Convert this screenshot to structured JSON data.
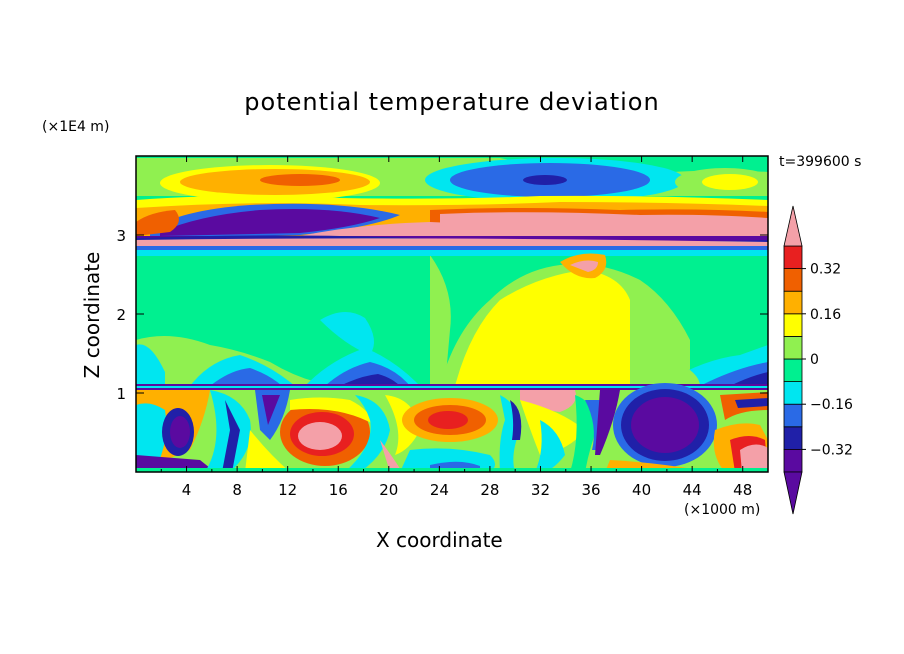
{
  "chart_data": {
    "type": "heatmap",
    "title": "potential temperature deviation",
    "xlabel": "X coordinate",
    "ylabel": "Z coordinate",
    "x_unit": "(×1000 m)",
    "z_unit": "(×1E4 m)",
    "time_label": "t=399600 s",
    "xlim": [
      0,
      50
    ],
    "ylim": [
      0,
      4
    ],
    "x_ticks": [
      4,
      8,
      12,
      16,
      20,
      24,
      28,
      32,
      36,
      40,
      44,
      48
    ],
    "y_ticks": [
      1,
      2,
      3
    ],
    "colorbar": {
      "levels": [
        -0.4,
        -0.32,
        -0.24,
        -0.16,
        -0.08,
        0,
        0.08,
        0.16,
        0.24,
        0.32,
        0.4
      ],
      "labels": [
        "0.32",
        "0.16",
        "0",
        "−0.16",
        "−0.32"
      ],
      "colors": [
        "#5a0aa0",
        "#2020a8",
        "#2a6ae6",
        "#00e6f0",
        "#00f090",
        "#90f050",
        "#ffff00",
        "#ffb000",
        "#f06000",
        "#e82020",
        "#f4a0a8"
      ],
      "extend": "both"
    }
  }
}
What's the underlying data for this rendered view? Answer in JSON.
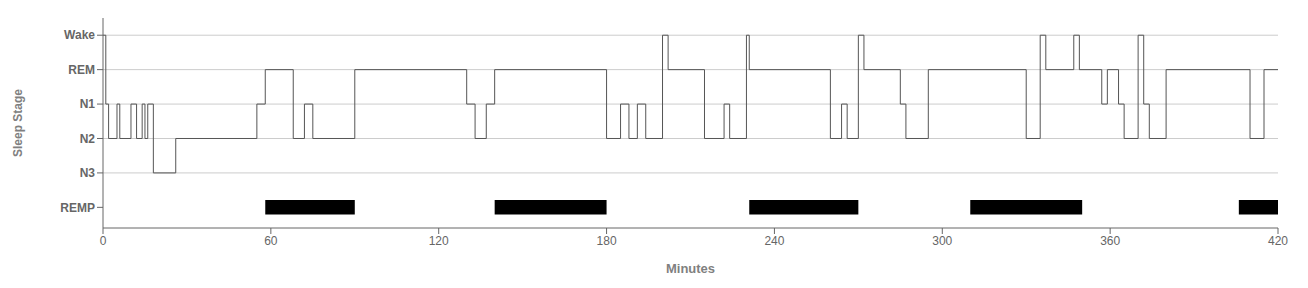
{
  "chart_data": {
    "type": "line",
    "title": "",
    "xlabel": "Minutes",
    "ylabel": "Sleep Stage",
    "xlim": [
      0,
      420
    ],
    "xticks": [
      0,
      60,
      120,
      180,
      240,
      300,
      360,
      420
    ],
    "ylim": [
      -0.6,
      5.5
    ],
    "yticks": [
      {
        "value": 0,
        "label": "REMP"
      },
      {
        "value": 1,
        "label": "N3"
      },
      {
        "value": 2,
        "label": "N2"
      },
      {
        "value": 3,
        "label": "N1"
      },
      {
        "value": 4,
        "label": "REM"
      },
      {
        "value": 5,
        "label": "Wake"
      }
    ],
    "grid": true,
    "series": [
      {
        "type": "line",
        "color": "#555555",
        "x": [
          0,
          1,
          1,
          2,
          2,
          5,
          5,
          6,
          6,
          10,
          10,
          12,
          12,
          14,
          14,
          15,
          15,
          16,
          16,
          18,
          18,
          26,
          26,
          55,
          55,
          58,
          58,
          68,
          68,
          72,
          72,
          75,
          75,
          90,
          90,
          130,
          130,
          133,
          133,
          137,
          137,
          140,
          140,
          180,
          180,
          185,
          185,
          188,
          188,
          191,
          191,
          194,
          194,
          200,
          200,
          202,
          202,
          215,
          215,
          222,
          222,
          224,
          224,
          230,
          230,
          231,
          231,
          260,
          260,
          264,
          264,
          266,
          266,
          270,
          270,
          272,
          272,
          285,
          285,
          287,
          287,
          295,
          295,
          330,
          330,
          335,
          335,
          337,
          337,
          347,
          347,
          349,
          349,
          357,
          357,
          359,
          359,
          363,
          363,
          365,
          365,
          370,
          370,
          372,
          372,
          374,
          374,
          380,
          380,
          410,
          410,
          415,
          415,
          420
        ],
        "values": [
          5,
          5,
          3,
          3,
          2,
          2,
          3,
          3,
          2,
          2,
          3,
          3,
          2,
          2,
          3,
          3,
          2,
          2,
          3,
          3,
          1,
          1,
          2,
          2,
          3,
          3,
          4,
          4,
          2,
          2,
          3,
          3,
          2,
          2,
          4,
          4,
          3,
          3,
          2,
          2,
          3,
          3,
          4,
          4,
          2,
          2,
          3,
          3,
          2,
          2,
          3,
          3,
          2,
          2,
          5,
          5,
          4,
          4,
          2,
          2,
          3,
          3,
          2,
          2,
          5,
          5,
          4,
          4,
          2,
          2,
          3,
          3,
          2,
          2,
          5,
          5,
          4,
          4,
          3,
          3,
          2,
          2,
          4,
          4,
          2,
          2,
          5,
          5,
          4,
          4,
          5,
          5,
          4,
          4,
          3,
          3,
          4,
          4,
          3,
          3,
          2,
          2,
          5,
          5,
          3,
          3,
          2,
          2,
          4,
          4,
          2,
          2,
          4,
          4
        ]
      },
      {
        "type": "bar",
        "color": "#000000",
        "values": [
          0,
          0,
          0,
          0,
          0
        ],
        "x_ranges": [
          [
            58,
            90
          ],
          [
            140,
            180
          ],
          [
            231,
            270
          ],
          [
            310,
            350
          ],
          [
            406,
            420
          ]
        ]
      }
    ]
  }
}
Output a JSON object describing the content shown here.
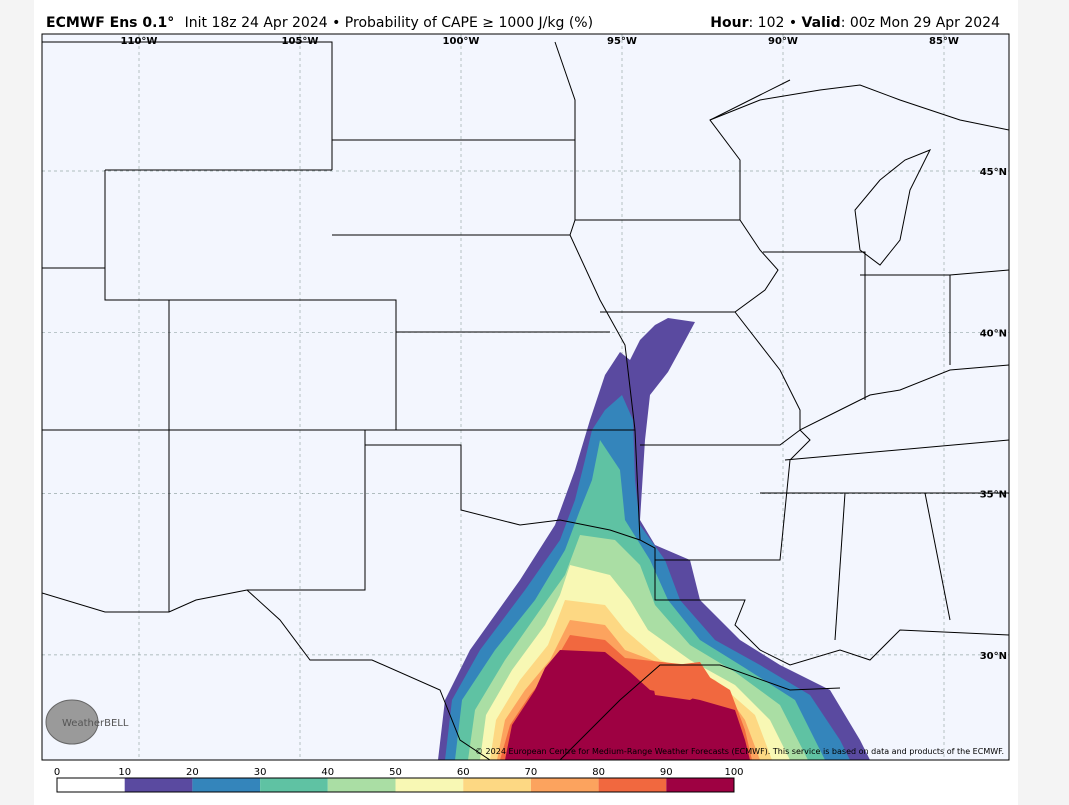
{
  "header": {
    "model": "ECMWF Ens 0.1°",
    "description": "Init 18z 24 Apr 2024 • Probability of CAPE ≥ 1000 J/kg (%)",
    "hour_label": "Hour",
    "hour_value": ": 102 • ",
    "valid_label": "Valid",
    "valid_value": ": 00z Mon 29 Apr 2024"
  },
  "map": {
    "longitude_labels": [
      "110°W",
      "105°W",
      "100°W",
      "95°W",
      "90°W",
      "85°W"
    ],
    "latitude_labels": [
      "45°N",
      "40°N",
      "35°N",
      "30°N"
    ],
    "logo": "WeatherBELL",
    "copyright": "© 2024 European Centre for Medium-Range Weather Forecasts (ECMWF). This service is based on data and products of the ECMWF."
  },
  "colorbar": {
    "ticks": [
      0,
      10,
      20,
      30,
      40,
      50,
      60,
      70,
      80,
      90,
      100
    ],
    "colors": [
      "#ffffff",
      "#5a4aa0",
      "#3485bb",
      "#5fc2a3",
      "#aadea4",
      "#f8f8b4",
      "#fdd883",
      "#fca35e",
      "#f1683f",
      "#9e0142"
    ]
  }
}
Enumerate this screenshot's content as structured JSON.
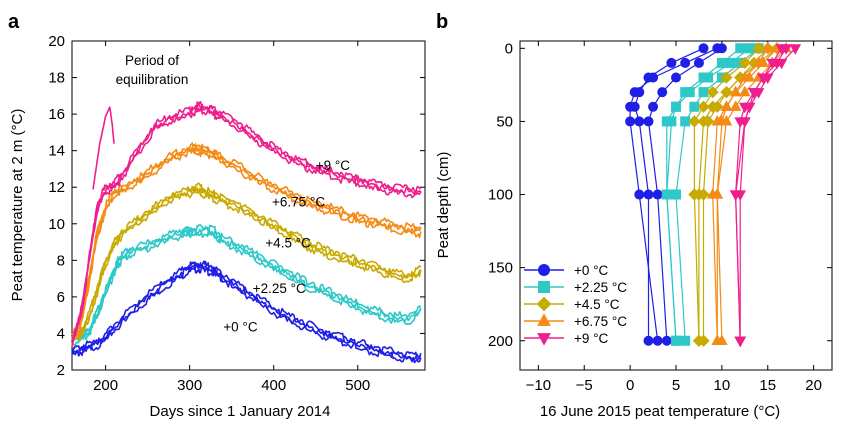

·····

**Job**
Without the pictures, reproduce every line of the records above exactly.

**Exercise output**
Convert this screenshot to structured JSON data.
{
  "chart_data": {
    "type": "heatmap",
    "title": "potential temperature deviation",
    "xlabel": "X coordinate",
    "ylabel": "Z coordinate",
    "x_unit": "(×1000 m)",
    "z_unit": "(×1E4 m)",
    "time_label": "t=399600 s",
    "xlim": [
      0,
      50
    ],
    "ylim": [
      0,
      4
    ],
    "x_ticks": [
      4,
      8,
      12,
      16,
      20,
      24,
      28,
      32,
      36,
      40,
      44,
      48
    ],
    "y_ticks": [
      1,
      2,
      3
    ],
    "colorbar": {
      "levels": [
        -0.4,
        -0.32,
        -0.24,
        -0.16,
        -0.08,
        0,
        0.08,
        0.16,
        0.24,
        0.32,
        0.4
      ],
      "labels": [
        "0.32",
        "0.16",
        "0",
        "−0.16",
        "−0.32"
      ],
      "colors": [
        "#5a0aa0",
        "#2020a8",
        "#2a6ae6",
        "#00e6f0",
        "#00f090",
        "#90f050",
        "#ffff00",
        "#ffb000",
        "#f06000",
        "#e82020",
        "#f4a0a8"
      ],
      "extend": "both"
    }
  }
}
What's the underlying data for this rendered view? Answer in JSON.
{
  "chart_data": {
    "type": "line",
    "title": "",
    "xlabel": "Minutes",
    "ylabel": "Sleep Stage",
    "xlim": [
      0,
      420
    ],
    "xticks": [
      0,
      60,
      120,
      180,
      240,
      300,
      360,
      420
    ],
    "ylim": [
      -0.6,
      5.5
    ],
    "yticks": [
      {
        "value": 0,
        "label": "REMP"
      },
      {
        "value": 1,
        "label": "N3"
      },
      {
        "value": 2,
        "label": "N2"
      },
      {
        "value": 3,
        "label": "N1"
      },
      {
        "value": 4,
        "label": "REM"
      },
      {
        "value": 5,
        "label": "Wake"
      }
    ],
    "grid": true,
    "series": [
      {
        "type": "line",
        "color": "#555555",
        "x": [
          0,
          1,
          1,
          2,
          2,
          5,
          5,
          6,
          6,
          10,
          10,
          12,
          12,
          14,
          14,
          15,
          15,
          16,
          16,
          18,
          18,
          26,
          26,
          55,
          55,
          58,
          58,
          68,
          68,
          72,
          72,
          75,
          75,
          90,
          90,
          130,
          130,
          133,
          133,
          137,
          137,
          140,
          140,
          180,
          180,
          185,
          185,
          188,
          188,
          191,
          191,
          194,
          194,
          200,
          200,
          202,
          202,
          215,
          215,
          222,
          222,
          224,
          224,
          230,
          230,
          231,
          231,
          260,
          260,
          264,
          264,
          266,
          266,
          270,
          270,
          272,
          272,
          285,
          285,
          287,
          287,
          295,
          295,
          330,
          330,
          335,
          335,
          337,
          337,
          347,
          347,
          349,
          349,
          357,
          357,
          359,
          359,
          363,
          363,
          365,
          365,
          370,
          370,
          372,
          372,
          374,
          374,
          380,
          380,
          410,
          410,
          415,
          415,
          420
        ],
        "values": [
          5,
          5,
          3,
          3,
          2,
          2,
          3,
          3,
          2,
          2,
          3,
          3,
          2,
          2,
          3,
          3,
          2,
          2,
          3,
          3,
          1,
          1,
          2,
          2,
          3,
          3,
          4,
          4,
          2,
          2,
          3,
          3,
          2,
          2,
          4,
          4,
          3,
          3,
          2,
          2,
          3,
          3,
          4,
          4,
          2,
          2,
          3,
          3,
          2,
          2,
          3,
          3,
          2,
          2,
          5,
          5,
          4,
          4,
          2,
          2,
          3,
          3,
          2,
          2,
          5,
          5,
          4,
          4,
          2,
          2,
          3,
          3,
          2,
          2,
          5,
          5,
          4,
          4,
          3,
          3,
          2,
          2,
          4,
          4,
          2,
          2,
          5,
          5,
          4,
          4,
          5,
          5,
          4,
          4,
          3,
          3,
          4,
          4,
          3,
          3,
          2,
          2,
          5,
          5,
          3,
          3,
          2,
          2,
          4,
          4,
          2,
          2,
          4,
          4
        ]
      },
      {
        "type": "bar",
        "color": "#000000",
        "values": [
          0,
          0,
          0,
          0,
          0
        ],
        "x_ranges": [
          [
            58,
            90
          ],
          [
            140,
            180
          ],
          [
            231,
            270
          ],
          [
            310,
            350
          ],
          [
            406,
            420
          ]
        ]
      }
    ]
  }
}
Output a JSON object describing the content shown here.
{
  "header": {
    "model": "ECMWF Ens 0.1°",
    "description": "Init 18z 24 Apr 2024 • Probability of CAPE ≥ 1000 J/kg (%)",
    "hour_label": "Hour",
    "hour_value": ": 102 • ",
    "valid_label": "Valid",
    "valid_value": ": 00z Mon 29 Apr 2024"
  },
  "map": {
    "longitude_labels": [
      "110°W",
      "105°W",
      "100°W",
      "95°W",
      "90°W",
      "85°W"
    ],
    "latitude_labels": [
      "45°N",
      "40°N",
      "35°N",
      "30°N"
    ],
    "logo": "WeatherBELL",
    "copyright": "© 2024 European Centre for Medium-Range Weather Forecasts (ECMWF). This service is based on data and products of the ECMWF."
  },
  "colorbar": {
    "ticks": [
      0,
      10,
      20,
      30,
      40,
      50,
      60,
      70,
      80,
      90,
      100
    ],
    "colors": [
      "#ffffff",
      "#5a4aa0",
      "#3485bb",
      "#5fc2a3",
      "#aadea4",
      "#f8f8b4",
      "#fdd883",
      "#fca35e",
      "#f1683f",
      "#9e0142"
    ]
  }
}
Enumerate this screenshot's content as structured JSON.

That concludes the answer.